<<<<
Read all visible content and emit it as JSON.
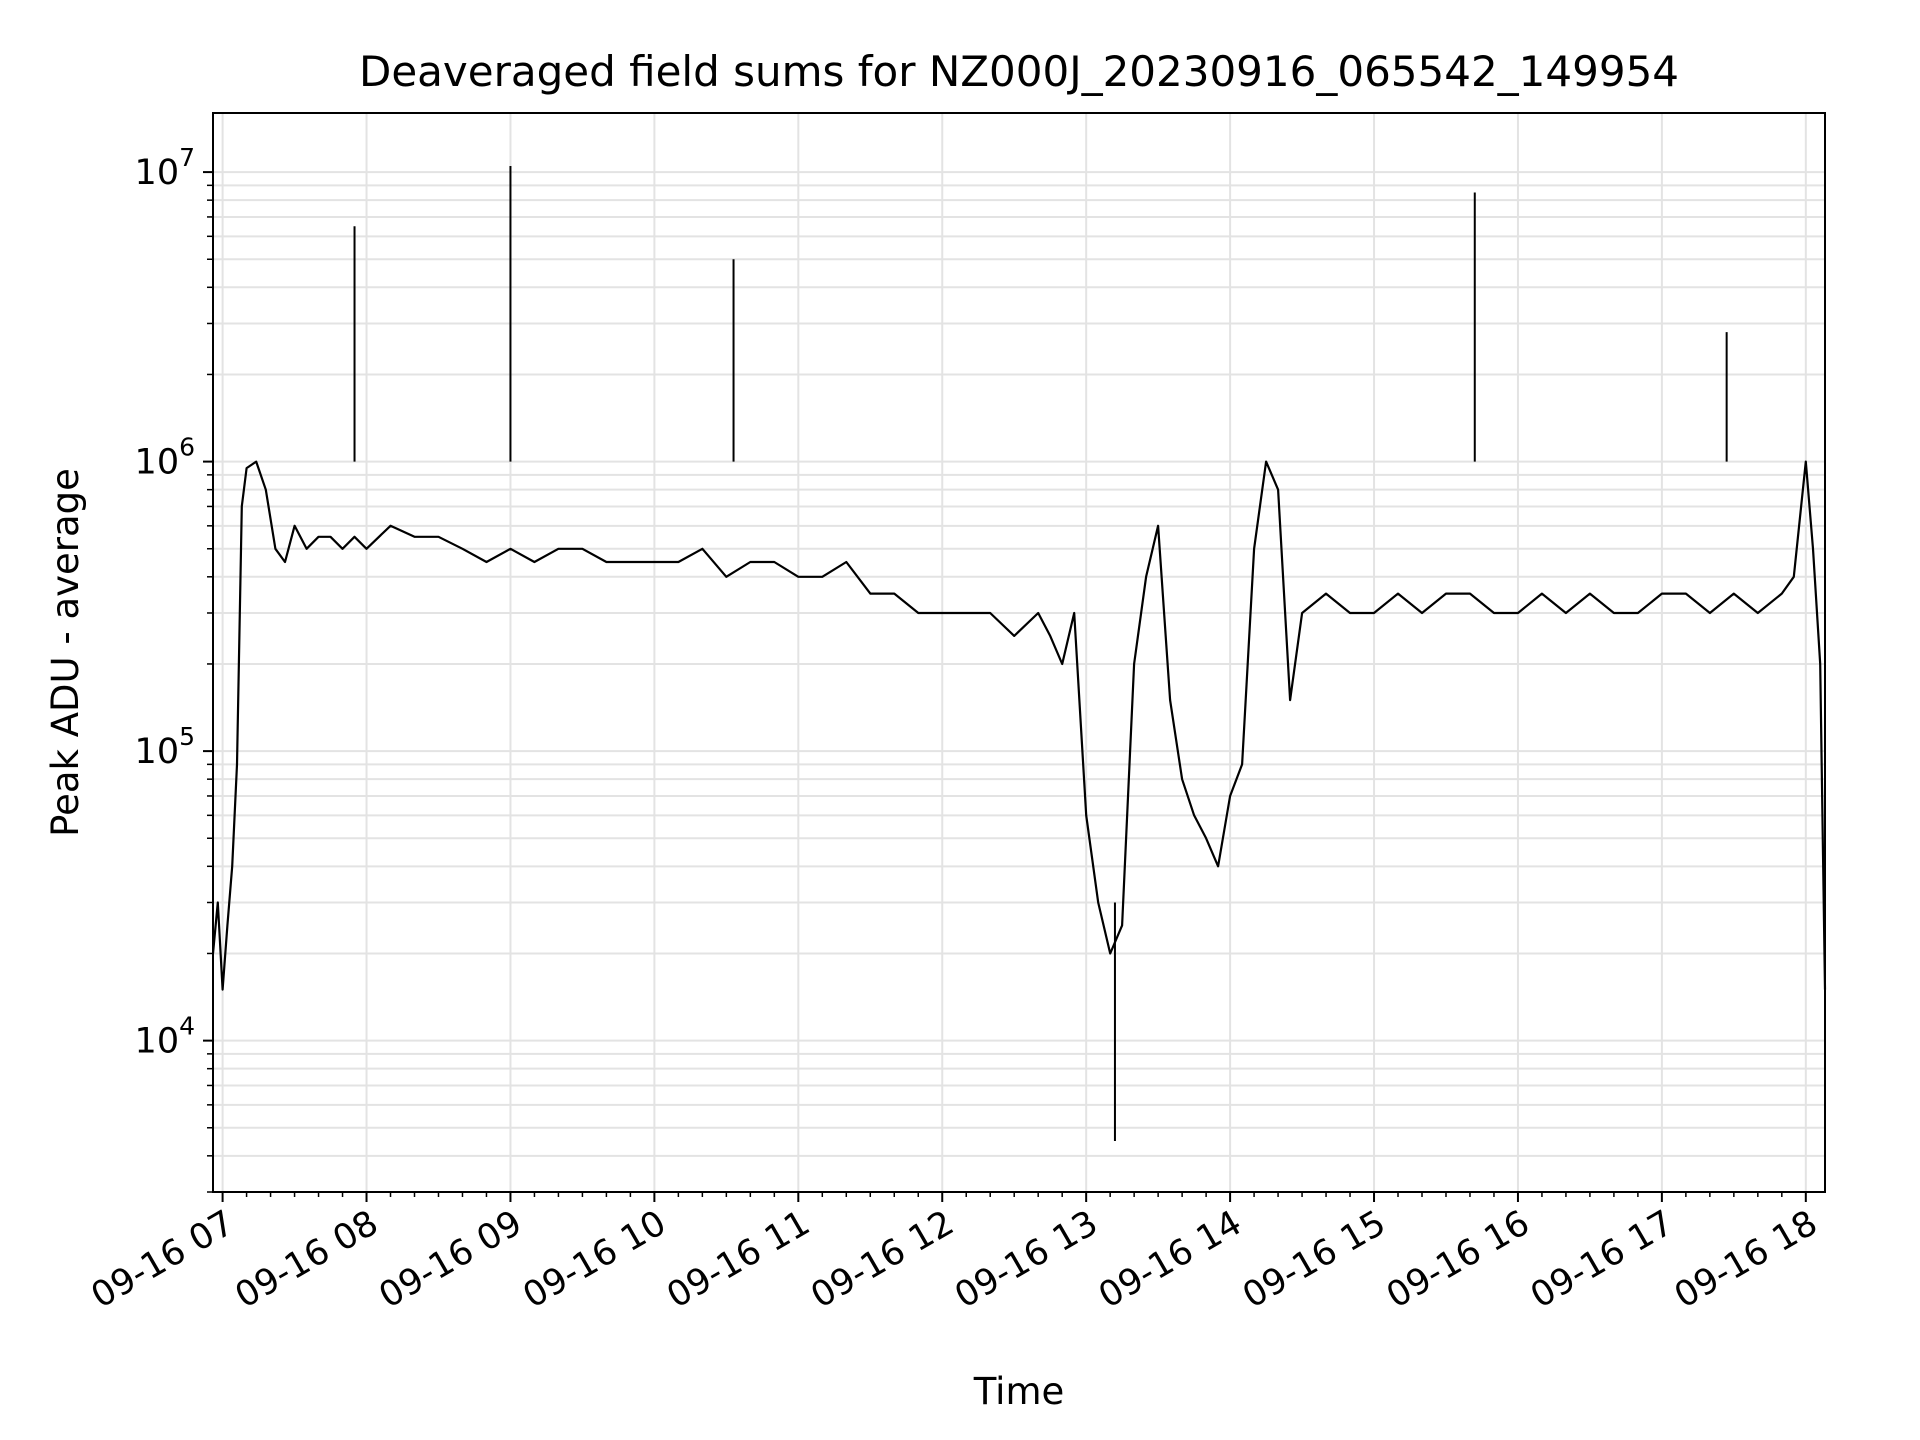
{
  "chart_data": {
    "type": "line",
    "title": "Deaveraged field sums for NZ000J_20230916_065542_149954",
    "xlabel": "Time",
    "ylabel": "Peak ADU - average",
    "yscale": "log",
    "ylim": [
      3000,
      16000000
    ],
    "xlim": [
      "09-16 06:56",
      "09-16 18:08"
    ],
    "grid": true,
    "line_color": "#000000",
    "grid_color": "#e3e3e3",
    "x_ticks": [
      "09-16 07",
      "09-16 08",
      "09-16 09",
      "09-16 10",
      "09-16 11",
      "09-16 12",
      "09-16 13",
      "09-16 14",
      "09-16 15",
      "09-16 16",
      "09-16 17",
      "09-16 18"
    ],
    "y_ticks": [
      {
        "value": 10000,
        "base": "10",
        "exp": "4"
      },
      {
        "value": 100000,
        "base": "10",
        "exp": "5"
      },
      {
        "value": 1000000,
        "base": "10",
        "exp": "6"
      },
      {
        "value": 10000000,
        "base": "10",
        "exp": "7"
      }
    ],
    "series": [
      {
        "x": [
          "09-16 06:56",
          "09-16 06:58",
          "09-16 07:00",
          "09-16 07:02",
          "09-16 07:04",
          "09-16 07:06",
          "09-16 07:08",
          "09-16 07:10",
          "09-16 07:14",
          "09-16 07:18",
          "09-16 07:22",
          "09-16 07:26",
          "09-16 07:30",
          "09-16 07:35",
          "09-16 07:40",
          "09-16 07:45",
          "09-16 07:50",
          "09-16 07:55",
          "09-16 08:00",
          "09-16 08:10",
          "09-16 08:20",
          "09-16 08:30",
          "09-16 08:40",
          "09-16 08:50",
          "09-16 09:00",
          "09-16 09:10",
          "09-16 09:20",
          "09-16 09:30",
          "09-16 09:40",
          "09-16 09:50",
          "09-16 10:00",
          "09-16 10:10",
          "09-16 10:20",
          "09-16 10:30",
          "09-16 10:40",
          "09-16 10:50",
          "09-16 11:00",
          "09-16 11:10",
          "09-16 11:20",
          "09-16 11:30",
          "09-16 11:40",
          "09-16 11:50",
          "09-16 12:00",
          "09-16 12:10",
          "09-16 12:20",
          "09-16 12:30",
          "09-16 12:40",
          "09-16 12:45",
          "09-16 12:50",
          "09-16 12:55",
          "09-16 13:00",
          "09-16 13:05",
          "09-16 13:10",
          "09-16 13:15",
          "09-16 13:20",
          "09-16 13:25",
          "09-16 13:30",
          "09-16 13:35",
          "09-16 13:40",
          "09-16 13:45",
          "09-16 13:50",
          "09-16 13:55",
          "09-16 14:00",
          "09-16 14:05",
          "09-16 14:10",
          "09-16 14:15",
          "09-16 14:20",
          "09-16 14:25",
          "09-16 14:30",
          "09-16 14:40",
          "09-16 14:50",
          "09-16 15:00",
          "09-16 15:10",
          "09-16 15:20",
          "09-16 15:30",
          "09-16 15:40",
          "09-16 15:50",
          "09-16 16:00",
          "09-16 16:10",
          "09-16 16:20",
          "09-16 16:30",
          "09-16 16:40",
          "09-16 16:50",
          "09-16 17:00",
          "09-16 17:10",
          "09-16 17:20",
          "09-16 17:30",
          "09-16 17:40",
          "09-16 17:50",
          "09-16 17:55",
          "09-16 18:00",
          "09-16 18:03",
          "09-16 18:06",
          "09-16 18:08"
        ],
        "values": [
          20000,
          30000,
          15000,
          25000,
          40000,
          90000,
          700000,
          950000,
          1000000,
          800000,
          500000,
          450000,
          600000,
          500000,
          550000,
          550000,
          500000,
          550000,
          500000,
          600000,
          550000,
          550000,
          500000,
          450000,
          500000,
          450000,
          500000,
          500000,
          450000,
          450000,
          450000,
          450000,
          500000,
          400000,
          450000,
          450000,
          400000,
          400000,
          450000,
          350000,
          350000,
          300000,
          300000,
          300000,
          300000,
          250000,
          300000,
          250000,
          200000,
          300000,
          60000,
          30000,
          20000,
          25000,
          200000,
          400000,
          600000,
          150000,
          80000,
          60000,
          50000,
          40000,
          70000,
          90000,
          500000,
          1000000,
          800000,
          150000,
          300000,
          350000,
          300000,
          300000,
          350000,
          300000,
          350000,
          350000,
          300000,
          300000,
          350000,
          300000,
          350000,
          300000,
          300000,
          350000,
          350000,
          300000,
          350000,
          300000,
          350000,
          400000,
          1000000,
          500000,
          200000,
          15000
        ]
      }
    ],
    "annotations": [
      {
        "x": "09-16 09:00",
        "y": 10500000
      },
      {
        "x": "09-16 07:55",
        "y": 6500000
      },
      {
        "x": "09-16 15:42",
        "y": 8500000
      },
      {
        "x": "09-16 13:12",
        "y": 4500
      },
      {
        "x": "09-16 17:27",
        "y": 2800000
      },
      {
        "x": "09-16 10:33",
        "y": 5000000
      }
    ]
  }
}
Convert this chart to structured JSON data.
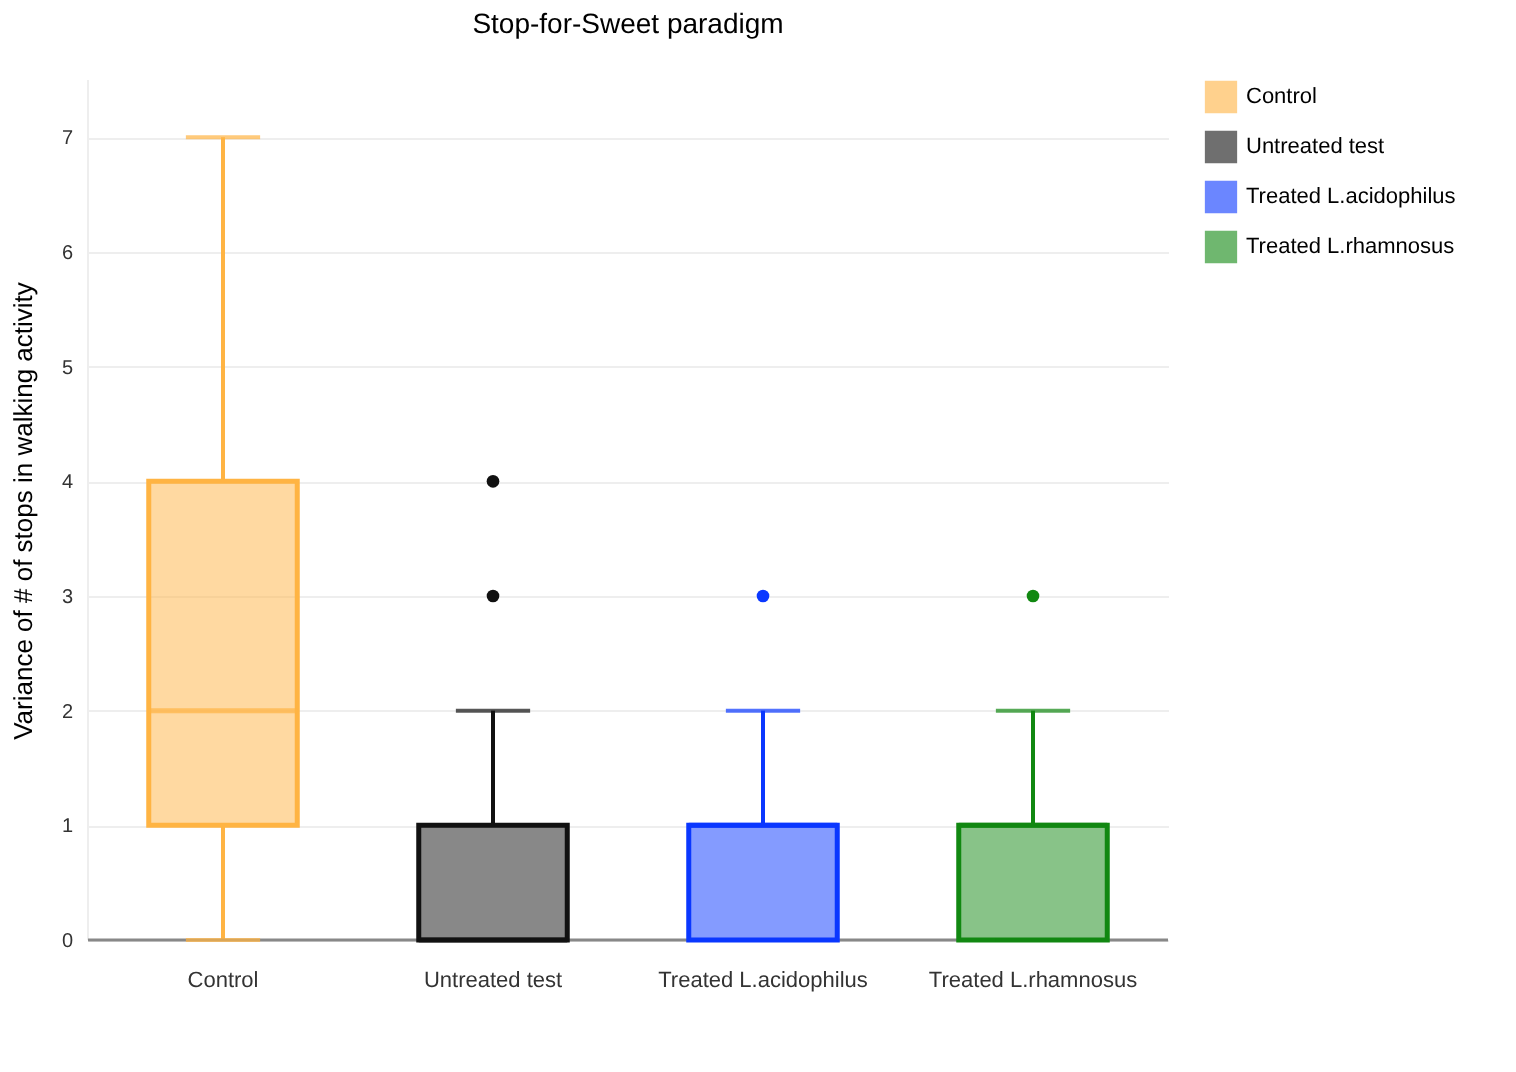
{
  "chart_data": {
    "type": "box",
    "title": "Stop-for-Sweet paradigm",
    "ylabel": "Variance of # of stops in walking activity",
    "categories": [
      "Control",
      "Untreated test",
      "Treated L.acidophilus",
      "Treated L.rhamnosus"
    ],
    "series": [
      {
        "name": "Control",
        "color": "#ffb443",
        "boxes": [
          {
            "low": 0,
            "q1": 1,
            "median": 2,
            "q3": 4,
            "high": 7
          },
          null,
          null,
          null
        ]
      },
      {
        "name": "Untreated test",
        "color": "#111111",
        "boxes": [
          null,
          {
            "low": 0,
            "q1": 0,
            "median": 0,
            "q3": 1,
            "high": 2,
            "outliers": [
              3,
              4
            ]
          },
          null,
          null
        ]
      },
      {
        "name": "Treated L.acidophilus",
        "color": "#0a37ff",
        "boxes": [
          null,
          null,
          {
            "low": 0,
            "q1": 0,
            "median": 1,
            "q3": 1,
            "high": 2,
            "outliers": [
              3
            ]
          },
          null
        ]
      },
      {
        "name": "Treated L.rhamnosus",
        "color": "#118811",
        "boxes": [
          null,
          null,
          null,
          {
            "low": 0,
            "q1": 0,
            "median": 1,
            "q3": 1,
            "high": 2,
            "outliers": [
              3
            ]
          }
        ]
      }
    ],
    "ylim": [
      0,
      7.5
    ],
    "yticks": [
      0,
      1,
      2,
      3,
      4,
      5,
      6,
      7
    ],
    "grid": "y",
    "legend": "top right"
  }
}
>>>>
WRITTEN REQUEST: Quote the material exactly. Pictures stay out.

CORRECT ANSWER:
Read all visible content and emit it as JSON.
{
  "chart_data": {
    "type": "line",
    "title": "Deaveraged field sums for NZ000J_20230916_065542_149954",
    "xlabel": "Time",
    "ylabel": "Peak ADU - average",
    "yscale": "log",
    "ylim": [
      3000,
      16000000
    ],
    "xlim": [
      "09-16 06:56",
      "09-16 18:08"
    ],
    "grid": true,
    "line_color": "#000000",
    "grid_color": "#e3e3e3",
    "x_ticks": [
      "09-16 07",
      "09-16 08",
      "09-16 09",
      "09-16 10",
      "09-16 11",
      "09-16 12",
      "09-16 13",
      "09-16 14",
      "09-16 15",
      "09-16 16",
      "09-16 17",
      "09-16 18"
    ],
    "y_ticks": [
      {
        "value": 10000,
        "base": "10",
        "exp": "4"
      },
      {
        "value": 100000,
        "base": "10",
        "exp": "5"
      },
      {
        "value": 1000000,
        "base": "10",
        "exp": "6"
      },
      {
        "value": 10000000,
        "base": "10",
        "exp": "7"
      }
    ],
    "series": [
      {
        "x": [
          "09-16 06:56",
          "09-16 06:58",
          "09-16 07:00",
          "09-16 07:02",
          "09-16 07:04",
          "09-16 07:06",
          "09-16 07:08",
          "09-16 07:10",
          "09-16 07:14",
          "09-16 07:18",
          "09-16 07:22",
          "09-16 07:26",
          "09-16 07:30",
          "09-16 07:35",
          "09-16 07:40",
          "09-16 07:45",
          "09-16 07:50",
          "09-16 07:55",
          "09-16 08:00",
          "09-16 08:10",
          "09-16 08:20",
          "09-16 08:30",
          "09-16 08:40",
          "09-16 08:50",
          "09-16 09:00",
          "09-16 09:10",
          "09-16 09:20",
          "09-16 09:30",
          "09-16 09:40",
          "09-16 09:50",
          "09-16 10:00",
          "09-16 10:10",
          "09-16 10:20",
          "09-16 10:30",
          "09-16 10:40",
          "09-16 10:50",
          "09-16 11:00",
          "09-16 11:10",
          "09-16 11:20",
          "09-16 11:30",
          "09-16 11:40",
          "09-16 11:50",
          "09-16 12:00",
          "09-16 12:10",
          "09-16 12:20",
          "09-16 12:30",
          "09-16 12:40",
          "09-16 12:45",
          "09-16 12:50",
          "09-16 12:55",
          "09-16 13:00",
          "09-16 13:05",
          "09-16 13:10",
          "09-16 13:15",
          "09-16 13:20",
          "09-16 13:25",
          "09-16 13:30",
          "09-16 13:35",
          "09-16 13:40",
          "09-16 13:45",
          "09-16 13:50",
          "09-16 13:55",
          "09-16 14:00",
          "09-16 14:05",
          "09-16 14:10",
          "09-16 14:15",
          "09-16 14:20",
          "09-16 14:25",
          "09-16 14:30",
          "09-16 14:40",
          "09-16 14:50",
          "09-16 15:00",
          "09-16 15:10",
          "09-16 15:20",
          "09-16 15:30",
          "09-16 15:40",
          "09-16 15:50",
          "09-16 16:00",
          "09-16 16:10",
          "09-16 16:20",
          "09-16 16:30",
          "09-16 16:40",
          "09-16 16:50",
          "09-16 17:00",
          "09-16 17:10",
          "09-16 17:20",
          "09-16 17:30",
          "09-16 17:40",
          "09-16 17:50",
          "09-16 17:55",
          "09-16 18:00",
          "09-16 18:03",
          "09-16 18:06",
          "09-16 18:08"
        ],
        "values": [
          20000,
          30000,
          15000,
          25000,
          40000,
          90000,
          700000,
          950000,
          1000000,
          800000,
          500000,
          450000,
          600000,
          500000,
          550000,
          550000,
          500000,
          550000,
          500000,
          600000,
          550000,
          550000,
          500000,
          450000,
          500000,
          450000,
          500000,
          500000,
          450000,
          450000,
          450000,
          450000,
          500000,
          400000,
          450000,
          450000,
          400000,
          400000,
          450000,
          350000,
          350000,
          300000,
          300000,
          300000,
          300000,
          250000,
          300000,
          250000,
          200000,
          300000,
          60000,
          30000,
          20000,
          25000,
          200000,
          400000,
          600000,
          150000,
          80000,
          60000,
          50000,
          40000,
          70000,
          90000,
          500000,
          1000000,
          800000,
          150000,
          300000,
          350000,
          300000,
          300000,
          350000,
          300000,
          350000,
          350000,
          300000,
          300000,
          350000,
          300000,
          350000,
          300000,
          300000,
          350000,
          350000,
          300000,
          350000,
          300000,
          350000,
          400000,
          1000000,
          500000,
          200000,
          15000
        ]
      }
    ],
    "annotations": [
      {
        "x": "09-16 09:00",
        "y": 10500000
      },
      {
        "x": "09-16 07:55",
        "y": 6500000
      },
      {
        "x": "09-16 15:42",
        "y": 8500000
      },
      {
        "x": "09-16 13:12",
        "y": 4500
      },
      {
        "x": "09-16 17:27",
        "y": 2800000
      },
      {
        "x": "09-16 10:33",
        "y": 5000000
      }
    ]
  }
}
Convert this chart to structured JSON data.
{
  "chart_data": {
    "type": "box",
    "title": "Stop-for-Sweet paradigm",
    "ylabel": "Variance of # of stops in walking activity",
    "categories": [
      "Control",
      "Untreated test",
      "Treated L.acidophilus",
      "Treated L.rhamnosus"
    ],
    "series": [
      {
        "name": "Control",
        "color": "#ffb443",
        "boxes": [
          {
            "low": 0,
            "q1": 1,
            "median": 2,
            "q3": 4,
            "high": 7
          },
          null,
          null,
          null
        ]
      },
      {
        "name": "Untreated test",
        "color": "#111111",
        "boxes": [
          null,
          {
            "low": 0,
            "q1": 0,
            "median": 0,
            "q3": 1,
            "high": 2,
            "outliers": [
              3,
              4
            ]
          },
          null,
          null
        ]
      },
      {
        "name": "Treated L.acidophilus",
        "color": "#0a37ff",
        "boxes": [
          null,
          null,
          {
            "low": 0,
            "q1": 0,
            "median": 1,
            "q3": 1,
            "high": 2,
            "outliers": [
              3
            ]
          },
          null
        ]
      },
      {
        "name": "Treated L.rhamnosus",
        "color": "#118811",
        "boxes": [
          null,
          null,
          null,
          {
            "low": 0,
            "q1": 0,
            "median": 1,
            "q3": 1,
            "high": 2,
            "outliers": [
              3
            ]
          }
        ]
      }
    ],
    "ylim": [
      0,
      7.5
    ],
    "yticks": [
      0,
      1,
      2,
      3,
      4,
      5,
      6,
      7
    ],
    "grid": "y",
    "legend": "top right"
  }
}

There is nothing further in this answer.